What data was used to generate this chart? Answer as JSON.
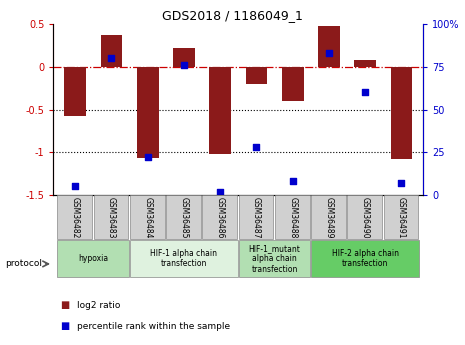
{
  "title": "GDS2018 / 1186049_1",
  "samples": [
    "GSM36482",
    "GSM36483",
    "GSM36484",
    "GSM36485",
    "GSM36486",
    "GSM36487",
    "GSM36488",
    "GSM36489",
    "GSM36490",
    "GSM36491"
  ],
  "log2_ratio": [
    -0.57,
    0.37,
    -1.07,
    0.22,
    -1.02,
    -0.2,
    -0.4,
    0.48,
    0.08,
    -1.08
  ],
  "percentile_rank": [
    5,
    80,
    22,
    76,
    2,
    28,
    8,
    83,
    60,
    7
  ],
  "bar_color": "#8B1A1A",
  "dot_color": "#0000CD",
  "ylim_left": [
    -1.5,
    0.5
  ],
  "ylim_right": [
    0,
    100
  ],
  "hline_0_color": "#CC0000",
  "hline_0_style": "-.",
  "hline_05_color": "black",
  "hline_05_style": ":",
  "hline_1_color": "black",
  "hline_1_style": ":",
  "protocols": [
    {
      "label": "hypoxia",
      "start": 0,
      "end": 2,
      "color": "#b2dfb2"
    },
    {
      "label": "HIF-1 alpha chain\ntransfection",
      "start": 2,
      "end": 5,
      "color": "#dff2df"
    },
    {
      "label": "HIF-1_mutant\nalpha chain\ntransfection",
      "start": 5,
      "end": 7,
      "color": "#b2dfb2"
    },
    {
      "label": "HIF-2 alpha chain\ntransfection",
      "start": 7,
      "end": 10,
      "color": "#66cc66"
    }
  ],
  "legend_bar_label": "log2 ratio",
  "legend_dot_label": "percentile rank within the sample",
  "protocol_label": "protocol",
  "right_tick_labels": [
    "0",
    "25",
    "50",
    "75",
    "100%"
  ],
  "right_tick_values": [
    0,
    25,
    50,
    75,
    100
  ],
  "left_tick_values": [
    -1.5,
    -1.0,
    -0.5,
    0.0,
    0.5
  ],
  "left_tick_labels": [
    "-1.5",
    "-1",
    "-0.5",
    "0",
    "0.5"
  ]
}
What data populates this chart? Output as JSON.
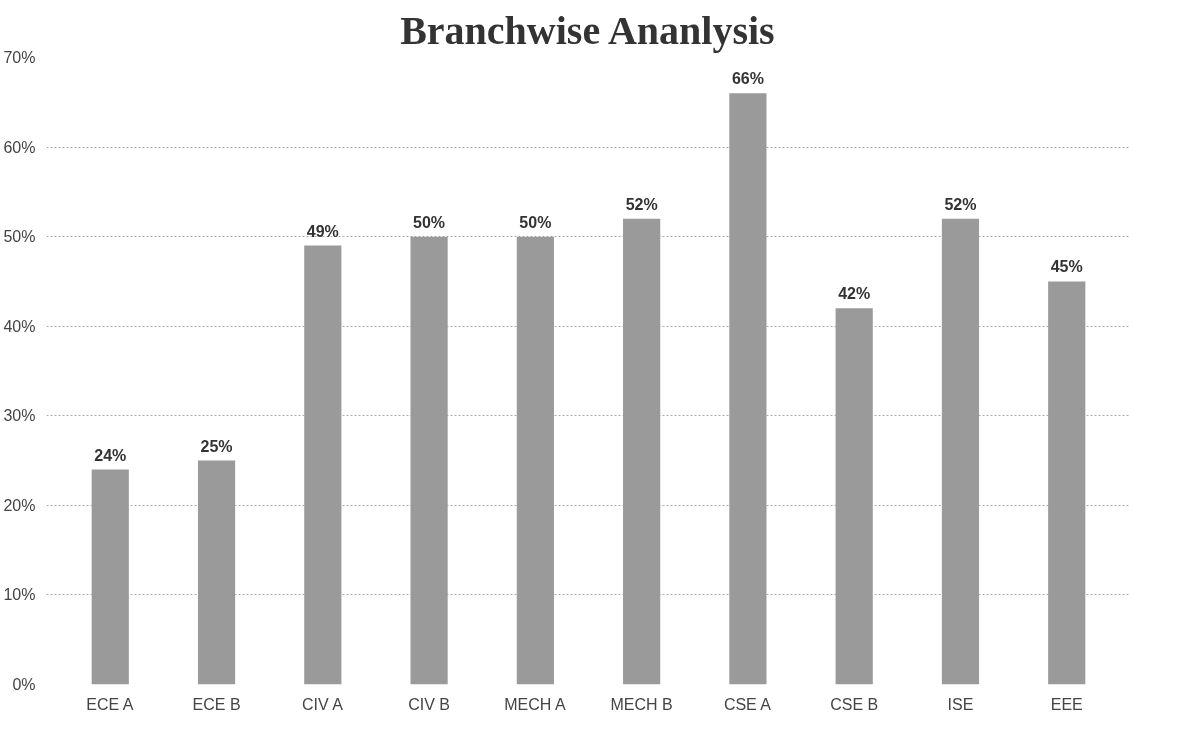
{
  "chart_data": {
    "type": "bar",
    "title": "Branchwise Ananlysis",
    "categories": [
      "ECE A",
      "ECE B",
      "CIV A",
      "CIV B",
      "MECH A",
      "MECH B",
      "CSE A",
      "CSE B",
      "ISE",
      "EEE"
    ],
    "values": [
      24,
      25,
      49,
      50,
      50,
      52,
      66,
      42,
      52,
      45
    ],
    "value_labels": [
      "24%",
      "25%",
      "49%",
      "50%",
      "50%",
      "52%",
      "66%",
      "42%",
      "52%",
      "45%"
    ],
    "color": "#9a9a9a",
    "ylim": [
      0,
      70
    ],
    "yticks": [
      {
        "value": 0,
        "label": "0%"
      },
      {
        "value": 10,
        "label": "10%"
      },
      {
        "value": 20,
        "label": "20%"
      },
      {
        "value": 30,
        "label": "30%"
      },
      {
        "value": 40,
        "label": "40%"
      },
      {
        "value": 50,
        "label": "50%"
      },
      {
        "value": 60,
        "label": "60%"
      },
      {
        "value": 70,
        "label": "70%"
      }
    ],
    "grid": "y"
  }
}
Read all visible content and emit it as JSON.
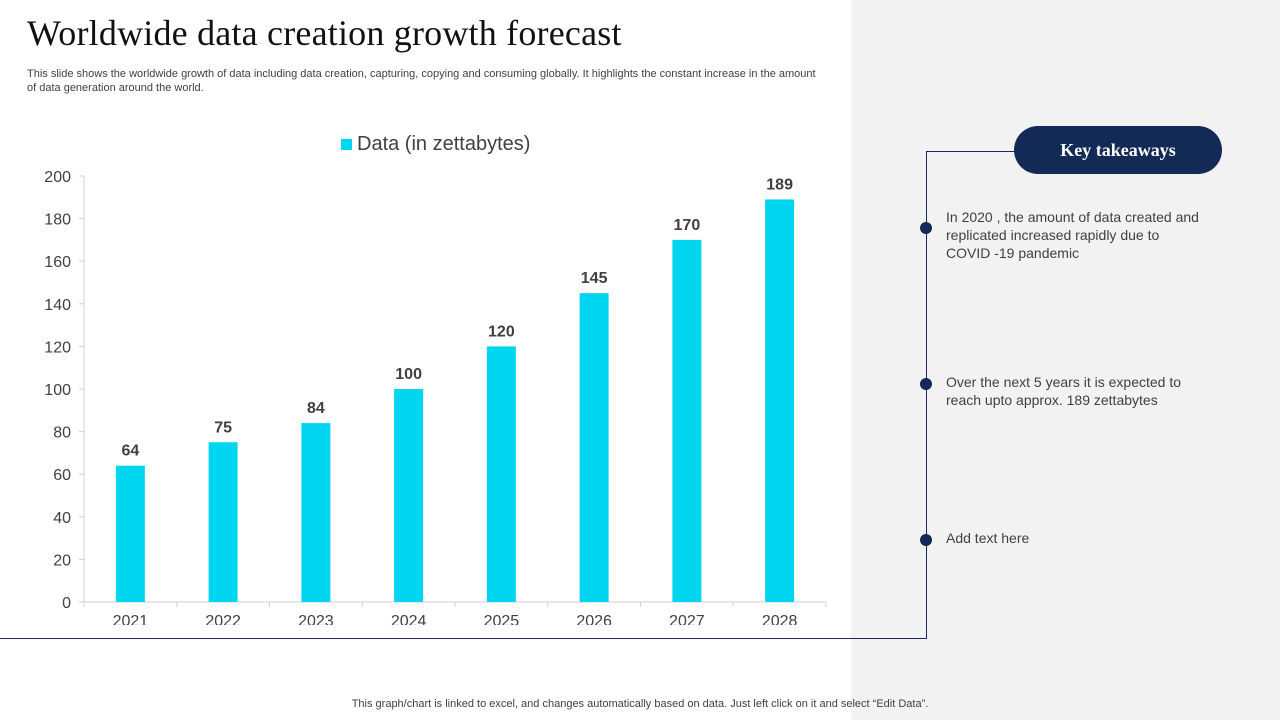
{
  "title": "Worldwide data creation growth forecast",
  "subtitle": "This slide shows the  worldwide growth of data including data creation, capturing, copying and consuming globally. It highlights the constant increase in the amount of data generation around the world.",
  "takeaways": {
    "heading": "Key takeaways",
    "points": [
      "In 2020 , the amount of data created and replicated increased rapidly due to COVID -19 pandemic",
      "Over the next 5 years it is expected to reach upto approx.  189 zettabytes",
      "Add text here"
    ]
  },
  "footer": "This graph/chart is linked to excel,  and changes automatically based on data. Just left click on it and select “Edit Data”.",
  "colors": {
    "bar": "#00d6ef",
    "navy": "#132a57",
    "panel": "#f2f2f2"
  },
  "chart_data": {
    "type": "bar",
    "title": "",
    "xlabel": "",
    "ylabel": "",
    "categories": [
      "2021",
      "2022",
      "2023",
      "2024",
      "2025",
      "2026",
      "2027",
      "2028"
    ],
    "series": [
      {
        "name": "Data (in zettabytes)",
        "values": [
          64,
          75,
          84,
          100,
          120,
          145,
          170,
          189
        ]
      }
    ],
    "ylim": [
      0,
      200
    ],
    "yticks": [
      0,
      20,
      40,
      60,
      80,
      100,
      120,
      140,
      160,
      180,
      200
    ],
    "legend": "top",
    "grid": false,
    "data_labels": true
  }
}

┄┄┄┄┄┄

» WRITTEN PROBLEM
Show the lines of the records that include the string "chain".

» FINISHED EXERCISE
      "label": "HIF-1 alpha chain\ntransfection",
      "label": "HIF-1_mutant\nalpha chain\ntransfection",
      "label": "HIF-2 alpha chain\ntransfection",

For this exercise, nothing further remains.